PASSAGE SHOWN
□ □ □
3.) What have you done with your play ‘The Friendship of Her Thighs.’? Has it gone through many changes since?

Before I came to the Kennedy Center, “the friendship of her thighs” had received a workshop production at Yale, and was then workshopped further with the claque in NYC and The Playwright and Director Center in Moscow (though, granted, that was in Russian…which, let me tell you, can be quite illuminating.) I highly recommend workshopping your play in a language you don’t fluently speak. The play also won the Jane Chambers Student Playwriting Award in 2011 and was a semi-finalist for the O’Neill. I hadn’t changed it much since the Kennedy Center.

 

4.) What has your general experience with dramaturgs been?

Pretty positive, I’d say. When I can, I choose dramaturgs with which I mesh. People with similar aesthetics. People I respect. People who have had varied experiences in the theatre – not just dramaturging. Artists. Preferably, artists who still make their own work. These (and the director, of course) are the people with whom you share your true thoughts and concerns at the end of the day and you want them to be brave and smart and lacking in bullsh*t. I think you need to get to know your dramaturg and her work – and she her playwright – before walking into a collaboration on a new play. Ideally, you’ll be a little in love with their brilliance and moxie. The dramaturgs I’ve worked with, especially at Yale, were bold and daring, with darkness and heart, and they inspired me all along the way – in rehearsal rooms and out.

 

5. Your writing has a soulful quality to it, and your play ‘Friendship of her Thighs’ seemed to be shaped by a series of vignettes rather than a more linear storyline. Is this how many of your plays are?

Thank you! That’s a kind compliment! A few of my plays to date function in this way where we visit different times that aren’t necessarily presented linearly. Or, chronologically, rather. But that just means there’s something else you’re watching develop, something else that’s linear. I have plays with continuous, chronological, forward moving action – “Petty Harbour,” for example – where all the action takes place over one night. Then there are plays that dip into different realities – “friendship” travels between the nightmares of a woman (which are abstractions of her past) and then to her waking day-to-day life, where she is beginning a new relationship with a man. My hope with that was to understand post-trauma. And I have plays that jump around in time – this newest work is an example of that – where there is some issue gnawing at a character’s present days that is being looked at throughout her whole life. But I’ve found you have to be careful and crafty with those.  An audience needs to follow something. So if I present a play out of normally-functioning time, I have something develop with a traditional arc, something the audience is watching. In this new play, we watch five scenes – three in the present and two in the past – to see whether a woman continues a destructive cycle that’s been helping her survive. And I try to set up that promise – that that question will be answered – early in the play so an audience knows that the story will go somewhere, albeit not traditionally.
□ □ □
WHAT YOU NEED TO DO
1: Does each statement below agree with the playwright interview? Answer yes or no for each and quote the deciding words. (a) The play won the Jane Chambers Student Playwriting Award in 2011. (b) In "Petty Harbour," the action jumps around in time across a character's whole life. (c) The newest play consists of five scenes, all set in the present.
2: Can you transcribe every line of the records word for word, with no changes?
The interview above and the records that come after it were drawn from unrelated sources.

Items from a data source
□ □ □
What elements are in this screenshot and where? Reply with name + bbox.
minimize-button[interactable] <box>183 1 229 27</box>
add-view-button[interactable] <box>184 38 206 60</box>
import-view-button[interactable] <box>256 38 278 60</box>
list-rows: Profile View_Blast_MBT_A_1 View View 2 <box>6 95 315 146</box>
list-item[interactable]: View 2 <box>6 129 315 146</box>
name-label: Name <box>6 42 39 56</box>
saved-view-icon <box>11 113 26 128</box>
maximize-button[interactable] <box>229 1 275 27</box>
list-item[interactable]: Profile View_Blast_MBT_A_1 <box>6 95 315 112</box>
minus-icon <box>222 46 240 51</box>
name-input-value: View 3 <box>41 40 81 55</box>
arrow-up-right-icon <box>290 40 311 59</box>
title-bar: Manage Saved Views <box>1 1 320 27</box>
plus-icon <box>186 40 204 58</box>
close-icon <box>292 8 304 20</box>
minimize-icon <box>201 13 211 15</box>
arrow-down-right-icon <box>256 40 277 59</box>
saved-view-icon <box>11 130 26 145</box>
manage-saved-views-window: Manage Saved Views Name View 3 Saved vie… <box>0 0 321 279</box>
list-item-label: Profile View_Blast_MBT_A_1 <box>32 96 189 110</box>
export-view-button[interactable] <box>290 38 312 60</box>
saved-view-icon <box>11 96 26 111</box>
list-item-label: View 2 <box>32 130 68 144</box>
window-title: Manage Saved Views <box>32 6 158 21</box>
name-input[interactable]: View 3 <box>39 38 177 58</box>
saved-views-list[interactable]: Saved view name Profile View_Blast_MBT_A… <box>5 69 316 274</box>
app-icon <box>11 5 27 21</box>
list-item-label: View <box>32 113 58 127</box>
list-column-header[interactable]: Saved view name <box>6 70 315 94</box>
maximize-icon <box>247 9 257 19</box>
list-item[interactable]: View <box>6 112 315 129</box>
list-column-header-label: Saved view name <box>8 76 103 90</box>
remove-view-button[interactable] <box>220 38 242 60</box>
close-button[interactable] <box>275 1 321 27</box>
□ □ □
ANSWERS TO THE EXERCISE
1:
(a) Yes: "The play also won the Jane Chambers Student Playwriting Award in 2011"
(b) No: "where all the action takes place over one night"
(c) No: "we watch five scenes – three in the present and two in the past"

2:
What elements are in this screenshot and where? Reply with name + bbox.
minimize-button[interactable] <box>183 1 229 27</box>
add-view-button[interactable] <box>184 38 206 60</box>
import-view-button[interactable] <box>256 38 278 60</box>
list-rows: Profile View_Blast_MBT_A_1 View View 2 <box>6 95 315 146</box>
list-item[interactable]: View 2 <box>6 129 315 146</box>
name-label: Name <box>6 42 39 56</box>
saved-view-icon <box>11 113 26 128</box>
maximize-button[interactable] <box>229 1 275 27</box>
list-item[interactable]: Profile View_Blast_MBT_A_1 <box>6 95 315 112</box>
minus-icon <box>222 46 240 51</box>
name-input-value: View 3 <box>41 40 81 55</box>
arrow-up-right-icon <box>290 40 311 59</box>
title-bar: Manage Saved Views <box>1 1 320 27</box>
plus-icon <box>186 40 204 58</box>
close-icon <box>292 8 304 20</box>
minimize-icon <box>201 13 211 15</box>
arrow-down-right-icon <box>256 40 277 59</box>
saved-view-icon <box>11 130 26 145</box>
manage-saved-views-window: Manage Saved Views Name View 3 Saved vie… <box>0 0 321 279</box>
list-item-label: Profile View_Blast_MBT_A_1 <box>32 96 189 110</box>
export-view-button[interactable] <box>290 38 312 60</box>
saved-view-icon <box>11 96 26 111</box>
list-item-label: View 2 <box>32 130 68 144</box>
window-title: Manage Saved Views <box>32 6 158 21</box>
name-input[interactable]: View 3 <box>39 38 177 58</box>
saved-views-list[interactable]: Saved view name Profile View_Blast_MBT_A… <box>5 69 316 274</box>
app-icon <box>11 5 27 21</box>
list-item-label: View <box>32 113 58 127</box>
list-column-header[interactable]: Saved view name <box>6 70 315 94</box>
maximize-icon <box>247 9 257 19</box>
list-item[interactable]: View <box>6 112 315 129</box>
list-column-header-label: Saved view name <box>8 76 103 90</box>
remove-view-button[interactable] <box>220 38 242 60</box>
close-button[interactable] <box>275 1 321 27</box>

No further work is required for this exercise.